------ Given data

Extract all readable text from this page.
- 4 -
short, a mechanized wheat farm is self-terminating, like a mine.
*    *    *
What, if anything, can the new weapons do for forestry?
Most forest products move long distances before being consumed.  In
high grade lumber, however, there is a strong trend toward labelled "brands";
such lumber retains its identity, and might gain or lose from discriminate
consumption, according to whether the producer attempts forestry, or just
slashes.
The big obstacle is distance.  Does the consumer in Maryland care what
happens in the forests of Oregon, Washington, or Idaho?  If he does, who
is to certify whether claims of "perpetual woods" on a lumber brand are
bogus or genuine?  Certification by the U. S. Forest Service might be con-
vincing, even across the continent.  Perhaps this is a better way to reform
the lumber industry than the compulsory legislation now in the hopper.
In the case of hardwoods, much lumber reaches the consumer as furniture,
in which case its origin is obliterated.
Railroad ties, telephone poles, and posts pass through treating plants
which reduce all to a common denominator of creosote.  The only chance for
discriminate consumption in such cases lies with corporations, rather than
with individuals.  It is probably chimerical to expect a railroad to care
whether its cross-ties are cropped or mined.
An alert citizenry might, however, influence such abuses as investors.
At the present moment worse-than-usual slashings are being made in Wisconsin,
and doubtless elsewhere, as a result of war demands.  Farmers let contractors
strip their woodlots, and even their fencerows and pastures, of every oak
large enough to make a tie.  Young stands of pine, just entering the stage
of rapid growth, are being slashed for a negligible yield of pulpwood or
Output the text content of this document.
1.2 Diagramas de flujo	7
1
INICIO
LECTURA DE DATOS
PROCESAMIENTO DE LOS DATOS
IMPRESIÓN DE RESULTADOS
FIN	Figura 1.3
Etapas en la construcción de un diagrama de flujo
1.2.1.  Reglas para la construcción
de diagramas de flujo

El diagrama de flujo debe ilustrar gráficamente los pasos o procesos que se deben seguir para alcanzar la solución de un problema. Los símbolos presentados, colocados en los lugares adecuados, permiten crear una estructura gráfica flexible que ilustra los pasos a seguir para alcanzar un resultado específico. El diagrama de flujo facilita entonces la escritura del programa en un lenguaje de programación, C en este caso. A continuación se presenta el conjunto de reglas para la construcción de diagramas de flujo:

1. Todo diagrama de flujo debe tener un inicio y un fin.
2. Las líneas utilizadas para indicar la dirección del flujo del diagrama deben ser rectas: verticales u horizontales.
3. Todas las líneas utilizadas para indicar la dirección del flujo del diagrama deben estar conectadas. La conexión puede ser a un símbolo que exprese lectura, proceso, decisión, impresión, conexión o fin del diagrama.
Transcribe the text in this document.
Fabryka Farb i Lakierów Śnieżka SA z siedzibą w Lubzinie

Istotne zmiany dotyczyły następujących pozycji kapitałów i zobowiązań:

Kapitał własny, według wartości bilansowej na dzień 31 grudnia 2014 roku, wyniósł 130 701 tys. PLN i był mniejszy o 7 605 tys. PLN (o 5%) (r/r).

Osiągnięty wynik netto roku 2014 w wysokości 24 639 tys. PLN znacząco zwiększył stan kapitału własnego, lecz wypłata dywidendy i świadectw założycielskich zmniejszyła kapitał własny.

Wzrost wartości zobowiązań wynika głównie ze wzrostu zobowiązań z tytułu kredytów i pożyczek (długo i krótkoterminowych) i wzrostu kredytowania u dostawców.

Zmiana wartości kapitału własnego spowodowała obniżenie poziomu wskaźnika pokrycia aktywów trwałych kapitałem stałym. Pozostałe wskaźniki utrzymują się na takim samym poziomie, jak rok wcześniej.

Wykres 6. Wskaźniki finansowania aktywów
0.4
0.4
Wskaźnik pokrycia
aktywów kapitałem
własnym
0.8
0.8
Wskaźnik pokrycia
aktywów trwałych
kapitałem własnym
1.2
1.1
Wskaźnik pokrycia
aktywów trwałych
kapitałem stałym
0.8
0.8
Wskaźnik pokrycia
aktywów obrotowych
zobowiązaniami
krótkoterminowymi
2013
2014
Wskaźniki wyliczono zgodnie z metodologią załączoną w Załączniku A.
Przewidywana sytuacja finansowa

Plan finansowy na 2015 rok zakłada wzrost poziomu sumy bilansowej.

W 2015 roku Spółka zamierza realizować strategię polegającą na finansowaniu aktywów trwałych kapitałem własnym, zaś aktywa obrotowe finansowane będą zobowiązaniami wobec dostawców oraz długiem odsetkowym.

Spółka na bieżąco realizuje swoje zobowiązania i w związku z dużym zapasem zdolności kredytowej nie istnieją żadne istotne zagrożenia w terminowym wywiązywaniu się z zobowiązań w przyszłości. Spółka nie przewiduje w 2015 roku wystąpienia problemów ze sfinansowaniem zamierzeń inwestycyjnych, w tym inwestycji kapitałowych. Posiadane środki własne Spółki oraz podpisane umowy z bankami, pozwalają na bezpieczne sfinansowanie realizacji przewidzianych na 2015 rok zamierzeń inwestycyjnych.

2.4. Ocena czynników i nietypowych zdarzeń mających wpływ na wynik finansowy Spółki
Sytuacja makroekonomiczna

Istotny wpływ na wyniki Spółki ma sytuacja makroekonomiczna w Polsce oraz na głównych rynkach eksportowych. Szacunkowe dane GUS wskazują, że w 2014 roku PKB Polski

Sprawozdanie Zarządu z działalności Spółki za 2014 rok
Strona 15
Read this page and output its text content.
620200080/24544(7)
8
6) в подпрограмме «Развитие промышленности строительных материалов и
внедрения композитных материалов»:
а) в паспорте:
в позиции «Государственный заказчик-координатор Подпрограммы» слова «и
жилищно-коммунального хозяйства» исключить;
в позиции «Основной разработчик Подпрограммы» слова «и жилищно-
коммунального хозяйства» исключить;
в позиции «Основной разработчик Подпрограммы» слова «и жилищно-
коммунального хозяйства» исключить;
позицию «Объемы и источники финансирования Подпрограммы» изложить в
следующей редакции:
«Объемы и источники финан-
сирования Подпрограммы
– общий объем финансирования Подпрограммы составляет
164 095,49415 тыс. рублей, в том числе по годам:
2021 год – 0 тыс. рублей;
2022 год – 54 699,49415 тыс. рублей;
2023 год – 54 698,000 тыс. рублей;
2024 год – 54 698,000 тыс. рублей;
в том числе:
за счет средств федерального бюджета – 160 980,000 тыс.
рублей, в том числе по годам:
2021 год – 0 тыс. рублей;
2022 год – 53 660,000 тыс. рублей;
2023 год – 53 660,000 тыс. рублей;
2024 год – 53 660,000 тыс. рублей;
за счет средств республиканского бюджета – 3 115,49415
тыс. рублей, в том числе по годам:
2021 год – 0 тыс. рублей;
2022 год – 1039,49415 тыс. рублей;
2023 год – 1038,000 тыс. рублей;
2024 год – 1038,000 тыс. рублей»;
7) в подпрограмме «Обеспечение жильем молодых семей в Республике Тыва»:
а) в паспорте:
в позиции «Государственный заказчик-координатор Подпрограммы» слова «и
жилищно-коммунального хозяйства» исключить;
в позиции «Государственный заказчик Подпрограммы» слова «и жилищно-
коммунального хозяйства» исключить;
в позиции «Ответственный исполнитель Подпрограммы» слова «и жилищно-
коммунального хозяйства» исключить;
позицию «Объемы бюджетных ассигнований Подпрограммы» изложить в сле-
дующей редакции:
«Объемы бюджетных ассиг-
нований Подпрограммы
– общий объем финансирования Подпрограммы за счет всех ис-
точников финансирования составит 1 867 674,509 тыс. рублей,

------------

Report only the count of lines that include the string "with".

== Response for this exercise ==
2